GOAL OF THE EXERCISE → Put each line of the entries below into a Markdown table with two columns, Row and Line, numbering the rows in order and skipping any blank lines.

Excerpt from a data file:
_ _ _

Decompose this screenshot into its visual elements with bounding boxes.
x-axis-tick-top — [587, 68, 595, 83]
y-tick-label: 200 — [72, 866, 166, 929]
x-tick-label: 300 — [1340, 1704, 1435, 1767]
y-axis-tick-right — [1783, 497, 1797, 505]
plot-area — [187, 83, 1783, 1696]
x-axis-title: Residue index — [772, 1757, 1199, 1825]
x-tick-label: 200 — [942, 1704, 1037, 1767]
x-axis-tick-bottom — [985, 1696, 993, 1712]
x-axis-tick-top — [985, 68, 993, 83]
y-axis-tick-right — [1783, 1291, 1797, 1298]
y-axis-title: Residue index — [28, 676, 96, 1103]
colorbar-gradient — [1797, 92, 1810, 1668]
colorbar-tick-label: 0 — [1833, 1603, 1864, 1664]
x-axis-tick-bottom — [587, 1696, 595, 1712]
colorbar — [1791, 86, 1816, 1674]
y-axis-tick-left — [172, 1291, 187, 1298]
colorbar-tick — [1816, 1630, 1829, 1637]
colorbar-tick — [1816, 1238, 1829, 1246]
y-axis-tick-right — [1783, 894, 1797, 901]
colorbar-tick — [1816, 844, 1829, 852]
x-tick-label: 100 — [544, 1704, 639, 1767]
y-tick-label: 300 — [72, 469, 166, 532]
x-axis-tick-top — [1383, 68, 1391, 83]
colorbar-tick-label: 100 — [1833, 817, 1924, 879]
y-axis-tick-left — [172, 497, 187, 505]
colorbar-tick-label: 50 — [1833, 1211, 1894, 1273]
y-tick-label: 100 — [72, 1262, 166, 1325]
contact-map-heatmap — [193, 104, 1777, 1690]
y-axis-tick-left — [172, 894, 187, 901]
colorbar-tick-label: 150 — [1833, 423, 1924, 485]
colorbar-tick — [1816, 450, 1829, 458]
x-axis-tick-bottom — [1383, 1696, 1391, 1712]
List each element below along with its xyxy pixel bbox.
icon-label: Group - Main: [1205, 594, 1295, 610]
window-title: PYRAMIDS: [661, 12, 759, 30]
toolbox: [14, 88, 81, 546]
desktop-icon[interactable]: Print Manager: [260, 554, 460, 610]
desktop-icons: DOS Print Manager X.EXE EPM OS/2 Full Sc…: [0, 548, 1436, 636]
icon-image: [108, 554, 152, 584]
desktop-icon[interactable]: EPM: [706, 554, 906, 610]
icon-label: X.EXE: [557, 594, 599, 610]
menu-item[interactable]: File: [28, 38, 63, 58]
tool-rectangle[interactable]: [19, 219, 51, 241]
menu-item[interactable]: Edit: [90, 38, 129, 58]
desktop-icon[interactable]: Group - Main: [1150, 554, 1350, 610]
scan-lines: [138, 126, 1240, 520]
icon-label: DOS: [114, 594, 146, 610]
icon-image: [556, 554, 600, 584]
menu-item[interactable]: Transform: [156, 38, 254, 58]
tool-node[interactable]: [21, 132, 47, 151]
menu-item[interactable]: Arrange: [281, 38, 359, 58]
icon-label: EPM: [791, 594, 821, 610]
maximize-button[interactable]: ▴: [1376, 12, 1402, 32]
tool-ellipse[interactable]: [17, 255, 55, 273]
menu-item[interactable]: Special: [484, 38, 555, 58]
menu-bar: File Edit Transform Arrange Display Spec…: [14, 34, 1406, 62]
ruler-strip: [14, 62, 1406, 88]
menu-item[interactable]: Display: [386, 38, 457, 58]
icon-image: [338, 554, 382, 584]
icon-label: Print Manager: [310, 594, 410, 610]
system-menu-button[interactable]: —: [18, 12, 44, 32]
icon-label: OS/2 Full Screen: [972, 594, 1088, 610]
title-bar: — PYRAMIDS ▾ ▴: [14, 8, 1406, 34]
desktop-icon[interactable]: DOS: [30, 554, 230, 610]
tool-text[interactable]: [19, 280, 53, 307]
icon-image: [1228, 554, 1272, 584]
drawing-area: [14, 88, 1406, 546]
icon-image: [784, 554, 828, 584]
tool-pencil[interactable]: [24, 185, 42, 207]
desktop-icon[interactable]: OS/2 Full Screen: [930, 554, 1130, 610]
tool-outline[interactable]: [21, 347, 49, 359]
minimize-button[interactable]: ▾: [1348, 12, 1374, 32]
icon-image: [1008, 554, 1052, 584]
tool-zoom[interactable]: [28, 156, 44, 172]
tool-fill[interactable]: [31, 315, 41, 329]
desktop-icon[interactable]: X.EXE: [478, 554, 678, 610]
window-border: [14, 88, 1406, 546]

_ _ _

RESPONSE TO THIS TASK →
| Row | Line |
|---|---|
| 1 | Decompose this screenshot into its visual elements with bounding boxes. |
| 2 | x-axis-tick-top — [587, 68, 595, 83] |
| 3 | y-tick-label: 200 — [72, 866, 166, 929] |
| 4 | x-tick-label: 300 — [1340, 1704, 1435, 1767] |
| 5 | y-axis-tick-right — [1783, 497, 1797, 505] |
| 6 | plot-area — [187, 83, 1783, 1696] |
| 7 | x-axis-title: Residue index — [772, 1757, 1199, 1825] |
| 8 | x-tick-label: 200 — [942, 1704, 1037, 1767] |
| 9 | x-axis-tick-bottom — [985, 1696, 993, 1712] |
| 10 | x-axis-tick-top — [985, 68, 993, 83] |
| 11 | y-axis-tick-right — [1783, 1291, 1797, 1298] |
| 12 | y-axis-title: Residue index — [28, 676, 96, 1103] |
| 13 | colorbar-gradient — [1797, 92, 1810, 1668] |
| 14 | colorbar-tick-label: 0 — [1833, 1603, 1864, 1664] |
| 15 | x-axis-tick-bottom — [587, 1696, 595, 1712] |
| 16 | colorbar — [1791, 86, 1816, 1674] |
| 17 | y-axis-tick-left — [172, 1291, 187, 1298] |
| 18 | colorbar-tick — [1816, 1630, 1829, 1637] |
| 19 | colorbar-tick — [1816, 1238, 1829, 1246] |
| 20 | y-axis-tick-right — [1783, 894, 1797, 901] |
| 21 | colorbar-tick — [1816, 844, 1829, 852] |
| 22 | x-tick-label: 100 — [544, 1704, 639, 1767] |
| 23 | y-tick-label: 300 — [72, 469, 166, 532] |
| 24 | x-axis-tick-top — [1383, 68, 1391, 83] |
| 25 | colorbar-tick-label: 100 — [1833, 817, 1924, 879] |
| 26 | y-axis-tick-left — [172, 497, 187, 505] |
| 27 | colorbar-tick-label: 50 — [1833, 1211, 1894, 1273] |
| 28 | y-tick-label: 100 — [72, 1262, 166, 1325] |
| 29 | contact-map-heatmap — [193, 104, 1777, 1690] |
| 30 | y-axis-tick-left — [172, 894, 187, 901] |
| 31 | colorbar-tick-label: 150 — [1833, 423, 1924, 485] |
| 32 | colorbar-tick — [1816, 450, 1829, 458] |
| 33 | x-axis-tick-bottom — [1383, 1696, 1391, 1712] |
| 34 | List each element below along with its xyxy pixel bbox. |
| 35 | icon-label: Group - Main: [1205, 594, 1295, 610] |
| 36 | window-title: PYRAMIDS: [661, 12, 759, 30] |
| 37 | toolbox: [14, 88, 81, 546] |
| 38 | desktop-icon[interactable]: Print Manager: [260, 554, 460, 610] |
| 39 | desktop-icons: DOS Print Manager X.EXE EPM OS/2 Full Sc…: [0, 548, 1436, 636] |
| 40 | icon-image: [108, 554, 152, 584] |
| 41 | desktop-icon[interactable]: EPM: [706, 554, 906, 610] |
| 42 | icon-label: X.EXE: [557, 594, 599, 610] |
| 43 | menu-item[interactable]: File: [28, 38, 63, 58] |
| 44 | tool-rectangle[interactable]: [19, 219, 51, 241] |
| 45 | menu-item[interactable]: Edit: [90, 38, 129, 58] |
| 46 | desktop-icon[interactable]: Group - Main: [1150, 554, 1350, 610] |
| 47 | scan-lines: [138, 126, 1240, 520] |
| 48 | icon-label: DOS: [114, 594, 146, 610] |
| 49 | icon-image: [556, 554, 600, 584] |
| 50 | menu-item[interactable]: Transform: [156, 38, 254, 58] |
| 51 | tool-node[interactable]: [21, 132, 47, 151] |
| 52 | menu-item[interactable]: Arrange: [281, 38, 359, 58] |
| 53 | icon-label: EPM: [791, 594, 821, 610] |
| 54 | maximize-button[interactable]: ▴: [1376, 12, 1402, 32] |
| 55 | tool-ellipse[interactable]: [17, 255, 55, 273] |
| 56 | menu-item[interactable]: Special: [484, 38, 555, 58] |
| 57 | menu-bar: File Edit Transform Arrange Display Spec…: [14, 34, 1406, 62] |
| 58 | ruler-strip: [14, 62, 1406, 88] |
| 59 | menu-item[interactable]: Display: [386, 38, 457, 58] |
| 60 | icon-image: [338, 554, 382, 584] |
| 61 | icon-label: Print Manager: [310, 594, 410, 610] |
| 62 | system-menu-button[interactable]: —: [18, 12, 44, 32] |
| 63 | icon-label: OS/2 Full Screen: [972, 594, 1088, 610] |
| 64 | title-bar: — PYRAMIDS ▾ ▴: [14, 8, 1406, 34] |
| 65 | desktop-icon[interactable]: DOS: [30, 554, 230, 610] |
| 66 | tool-text[interactable]: [19, 280, 53, 307] |
| 67 | icon-image: [1228, 554, 1272, 584] |
| 68 | drawing-area: [14, 88, 1406, 546] |
| 69 | icon-image: [784, 554, 828, 584] |
| 70 | tool-pencil[interactable]: [24, 185, 42, 207] |
| 71 | desktop-icon[interactable]: OS/2 Full Screen: [930, 554, 1130, 610] |
| 72 | tool-outline[interactable]: [21, 347, 49, 359] |
| 73 | minimize-button[interactable]: ▾: [1348, 12, 1374, 32] |
| 74 | icon-image: [1008, 554, 1052, 584] |
| 75 | tool-zoom[interactable]: [28, 156, 44, 172] |
| 76 | tool-fill[interactable]: [31, 315, 41, 329] |
| 77 | desktop-icon[interactable]: X.EXE: [478, 554, 678, 610] |
| 78 | window-border: [14, 88, 1406, 546] |